---- INPUT FOR THIS TASK
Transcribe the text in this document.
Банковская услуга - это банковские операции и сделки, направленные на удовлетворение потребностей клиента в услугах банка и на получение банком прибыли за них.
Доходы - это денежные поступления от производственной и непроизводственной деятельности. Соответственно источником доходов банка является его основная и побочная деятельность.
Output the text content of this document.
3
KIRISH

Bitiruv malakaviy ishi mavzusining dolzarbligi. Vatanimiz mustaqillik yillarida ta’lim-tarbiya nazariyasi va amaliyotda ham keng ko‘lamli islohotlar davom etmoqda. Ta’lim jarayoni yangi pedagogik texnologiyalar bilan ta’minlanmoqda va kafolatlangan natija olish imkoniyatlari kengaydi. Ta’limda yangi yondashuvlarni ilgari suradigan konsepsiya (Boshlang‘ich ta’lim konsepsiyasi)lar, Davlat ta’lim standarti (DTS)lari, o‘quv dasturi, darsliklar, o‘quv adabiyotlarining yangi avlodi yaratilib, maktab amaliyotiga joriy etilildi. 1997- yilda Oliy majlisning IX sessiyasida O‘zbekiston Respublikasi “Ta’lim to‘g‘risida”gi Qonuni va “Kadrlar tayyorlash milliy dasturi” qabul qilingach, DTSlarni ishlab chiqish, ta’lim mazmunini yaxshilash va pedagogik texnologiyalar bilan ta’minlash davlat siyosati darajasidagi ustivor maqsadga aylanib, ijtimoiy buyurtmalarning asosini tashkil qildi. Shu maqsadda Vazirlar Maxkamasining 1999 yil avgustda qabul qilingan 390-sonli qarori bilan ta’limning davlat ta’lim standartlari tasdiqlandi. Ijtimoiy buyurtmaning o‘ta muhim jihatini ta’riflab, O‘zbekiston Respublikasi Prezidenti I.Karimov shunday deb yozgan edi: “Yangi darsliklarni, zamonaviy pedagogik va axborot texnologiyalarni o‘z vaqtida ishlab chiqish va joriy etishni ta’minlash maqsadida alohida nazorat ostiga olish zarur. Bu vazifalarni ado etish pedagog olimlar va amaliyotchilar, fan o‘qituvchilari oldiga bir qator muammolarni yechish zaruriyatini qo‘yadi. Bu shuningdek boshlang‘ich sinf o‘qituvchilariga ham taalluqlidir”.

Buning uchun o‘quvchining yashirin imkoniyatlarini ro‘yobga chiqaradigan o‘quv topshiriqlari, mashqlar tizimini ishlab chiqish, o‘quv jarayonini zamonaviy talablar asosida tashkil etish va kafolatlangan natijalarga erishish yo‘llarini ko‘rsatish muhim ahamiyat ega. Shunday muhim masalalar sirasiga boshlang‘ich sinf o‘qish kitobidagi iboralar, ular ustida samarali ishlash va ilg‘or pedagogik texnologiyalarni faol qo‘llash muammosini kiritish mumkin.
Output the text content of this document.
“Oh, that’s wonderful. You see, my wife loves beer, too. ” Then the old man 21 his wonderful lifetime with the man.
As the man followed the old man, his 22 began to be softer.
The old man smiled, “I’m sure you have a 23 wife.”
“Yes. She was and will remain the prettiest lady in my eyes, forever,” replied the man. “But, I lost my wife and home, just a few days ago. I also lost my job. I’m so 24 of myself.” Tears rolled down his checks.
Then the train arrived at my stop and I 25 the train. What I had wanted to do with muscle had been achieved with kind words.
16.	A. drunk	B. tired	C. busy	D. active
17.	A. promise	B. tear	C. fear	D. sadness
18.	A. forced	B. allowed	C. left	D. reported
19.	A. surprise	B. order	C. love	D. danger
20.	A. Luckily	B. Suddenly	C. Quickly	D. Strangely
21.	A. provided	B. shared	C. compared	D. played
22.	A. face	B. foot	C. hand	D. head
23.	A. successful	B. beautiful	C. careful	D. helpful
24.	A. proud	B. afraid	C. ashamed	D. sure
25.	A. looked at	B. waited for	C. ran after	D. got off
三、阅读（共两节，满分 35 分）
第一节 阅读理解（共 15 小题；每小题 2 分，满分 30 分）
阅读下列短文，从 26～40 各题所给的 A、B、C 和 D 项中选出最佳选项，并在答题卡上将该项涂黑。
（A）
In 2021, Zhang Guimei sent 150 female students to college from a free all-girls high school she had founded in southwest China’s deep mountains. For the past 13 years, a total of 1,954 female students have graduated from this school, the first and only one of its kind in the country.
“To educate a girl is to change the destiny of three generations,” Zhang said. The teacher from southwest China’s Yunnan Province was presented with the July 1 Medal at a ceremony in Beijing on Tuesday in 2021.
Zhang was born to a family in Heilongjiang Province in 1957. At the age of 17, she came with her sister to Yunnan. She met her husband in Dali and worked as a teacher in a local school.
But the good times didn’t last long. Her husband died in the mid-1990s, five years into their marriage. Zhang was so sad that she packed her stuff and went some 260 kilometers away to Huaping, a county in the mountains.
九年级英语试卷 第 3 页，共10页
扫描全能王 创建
--------
EXERCISE OBJECTIVE: Nothing should be left out: repeat all of the data exactly.

OUTPUT FOR THIS EXERCISE:
Transcribe the text in this document.
Банковская услуга - это банковские операции и сделки, направленные на удовлетворение потребностей клиента в услугах банка и на получение банком прибыли за них.
Доходы - это денежные поступления от производственной и непроизводственной деятельности. Соответственно источником доходов банка является его основная и побочная деятельность.
Output the text content of this document.
3
KIRISH

Bitiruv malakaviy ishi mavzusining dolzarbligi. Vatanimiz mustaqillik yillarida ta’lim-tarbiya nazariyasi va amaliyotda ham keng ko‘lamli islohotlar davom etmoqda. Ta’lim jarayoni yangi pedagogik texnologiyalar bilan ta’minlanmoqda va kafolatlangan natija olish imkoniyatlari kengaydi. Ta’limda yangi yondashuvlarni ilgari suradigan konsepsiya (Boshlang‘ich ta’lim konsepsiyasi)lar, Davlat ta’lim standarti (DTS)lari, o‘quv dasturi, darsliklar, o‘quv adabiyotlarining yangi avlodi yaratilib, maktab amaliyotiga joriy etilildi. 1997- yilda Oliy majlisning IX sessiyasida O‘zbekiston Respublikasi “Ta’lim to‘g‘risida”gi Qonuni va “Kadrlar tayyorlash milliy dasturi” qabul qilingach, DTSlarni ishlab chiqish, ta’lim mazmunini yaxshilash va pedagogik texnologiyalar bilan ta’minlash davlat siyosati darajasidagi ustivor maqsadga aylanib, ijtimoiy buyurtmalarning asosini tashkil qildi. Shu maqsadda Vazirlar Maxkamasining 1999 yil avgustda qabul qilingan 390-sonli qarori bilan ta’limning davlat ta’lim standartlari tasdiqlandi. Ijtimoiy buyurtmaning o‘ta muhim jihatini ta’riflab, O‘zbekiston Respublikasi Prezidenti I.Karimov shunday deb yozgan edi: “Yangi darsliklarni, zamonaviy pedagogik va axborot texnologiyalarni o‘z vaqtida ishlab chiqish va joriy etishni ta’minlash maqsadida alohida nazorat ostiga olish zarur. Bu vazifalarni ado etish pedagog olimlar va amaliyotchilar, fan o‘qituvchilari oldiga bir qator muammolarni yechish zaruriyatini qo‘yadi. Bu shuningdek boshlang‘ich sinf o‘qituvchilariga ham taalluqlidir”.

Buning uchun o‘quvchining yashirin imkoniyatlarini ro‘yobga chiqaradigan o‘quv topshiriqlari, mashqlar tizimini ishlab chiqish, o‘quv jarayonini zamonaviy talablar asosida tashkil etish va kafolatlangan natijalarga erishish yo‘llarini ko‘rsatish muhim ahamiyat ega. Shunday muhim masalalar sirasiga boshlang‘ich sinf o‘qish kitobidagi iboralar, ular ustida samarali ishlash va ilg‘or pedagogik texnologiyalarni faol qo‘llash muammosini kiritish mumkin.
Output the text content of this document.
“Oh, that’s wonderful. You see, my wife loves beer, too. ” Then the old man 21 his wonderful lifetime with the man.
As the man followed the old man, his 22 began to be softer.
The old man smiled, “I’m sure you have a 23 wife.”
“Yes. She was and will remain the prettiest lady in my eyes, forever,” replied the man. “But, I lost my wife and home, just a few days ago. I also lost my job. I’m so 24 of myself.” Tears rolled down his checks.
Then the train arrived at my stop and I 25 the train. What I had wanted to do with muscle had been achieved with kind words.
16.	A. drunk	B. tired	C. busy	D. active
17.	A. promise	B. tear	C. fear	D. sadness
18.	A. forced	B. allowed	C. left	D. reported
19.	A. surprise	B. order	C. love	D. danger
20.	A. Luckily	B. Suddenly	C. Quickly	D. Strangely
21.	A. provided	B. shared	C. compared	D. played
22.	A. face	B. foot	C. hand	D. head
23.	A. successful	B. beautiful	C. careful	D. helpful
24.	A. proud	B. afraid	C. ashamed	D. sure
25.	A. looked at	B. waited for	C. ran after	D. got off
三、阅读（共两节，满分 35 分）
第一节 阅读理解（共 15 小题；每小题 2 分，满分 30 分）
阅读下列短文，从 26～40 各题所给的 A、B、C 和 D 项中选出最佳选项，并在答题卡上将该项涂黑。
（A）
In 2021, Zhang Guimei sent 150 female students to college from a free all-girls high school she had founded in southwest China’s deep mountains. For the past 13 years, a total of 1,954 female students have graduated from this school, the first and only one of its kind in the country.
“To educate a girl is to change the destiny of three generations,” Zhang said. The teacher from southwest China’s Yunnan Province was presented with the July 1 Medal at a ceremony in Beijing on Tuesday in 2021.
Zhang was born to a family in Heilongjiang Province in 1957. At the age of 17, she came with her sister to Yunnan. She met her husband in Dali and worked as a teacher in a local school.
But the good times didn’t last long. Her husband died in the mid-1990s, five years into their marriage. Zhang was so sad that she packed her stuff and went some 260 kilometers away to Huaping, a county in the mountains.
九年级英语试卷 第 3 页，共10页
扫描全能王 创建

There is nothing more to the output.